** START Records **
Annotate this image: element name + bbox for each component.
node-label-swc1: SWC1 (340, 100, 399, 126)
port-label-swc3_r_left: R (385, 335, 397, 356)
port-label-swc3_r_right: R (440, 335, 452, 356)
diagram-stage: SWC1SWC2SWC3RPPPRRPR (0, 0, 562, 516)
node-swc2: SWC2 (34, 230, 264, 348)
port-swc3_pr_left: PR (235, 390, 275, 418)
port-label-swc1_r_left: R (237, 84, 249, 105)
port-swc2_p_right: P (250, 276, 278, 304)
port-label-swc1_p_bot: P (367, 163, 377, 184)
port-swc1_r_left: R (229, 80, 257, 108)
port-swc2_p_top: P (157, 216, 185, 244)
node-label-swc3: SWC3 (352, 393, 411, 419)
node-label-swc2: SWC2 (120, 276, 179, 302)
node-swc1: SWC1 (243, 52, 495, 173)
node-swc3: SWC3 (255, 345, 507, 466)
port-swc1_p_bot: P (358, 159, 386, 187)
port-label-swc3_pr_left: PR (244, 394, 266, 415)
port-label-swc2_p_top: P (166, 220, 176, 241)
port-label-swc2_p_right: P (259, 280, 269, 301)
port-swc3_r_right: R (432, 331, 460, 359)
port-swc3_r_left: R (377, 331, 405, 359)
** END Records **
What the exercise asks: Transcribe the material above line for line, reproducing every character, space and number without alteration.

Solution to this problem:
Annotate this image: element name + bbox for each component.
node-label-swc1: SWC1 (340, 100, 399, 126)
port-label-swc3_r_left: R (385, 335, 397, 356)
port-label-swc3_r_right: R (440, 335, 452, 356)
diagram-stage: SWC1SWC2SWC3RPPPRRPR (0, 0, 562, 516)
node-swc2: SWC2 (34, 230, 264, 348)
port-swc3_pr_left: PR (235, 390, 275, 418)
port-label-swc1_r_left: R (237, 84, 249, 105)
port-swc2_p_right: P (250, 276, 278, 304)
port-label-swc1_p_bot: P (367, 163, 377, 184)
port-swc1_r_left: R (229, 80, 257, 108)
port-swc2_p_top: P (157, 216, 185, 244)
node-label-swc3: SWC3 (352, 393, 411, 419)
node-label-swc2: SWC2 (120, 276, 179, 302)
node-swc1: SWC1 (243, 52, 495, 173)
node-swc3: SWC3 (255, 345, 507, 466)
port-swc1_p_bot: P (358, 159, 386, 187)
port-label-swc3_pr_left: PR (244, 394, 266, 415)
port-label-swc2_p_top: P (166, 220, 176, 241)
port-label-swc2_p_right: P (259, 280, 269, 301)
port-swc3_r_right: R (432, 331, 460, 359)
port-swc3_r_left: R (377, 331, 405, 359)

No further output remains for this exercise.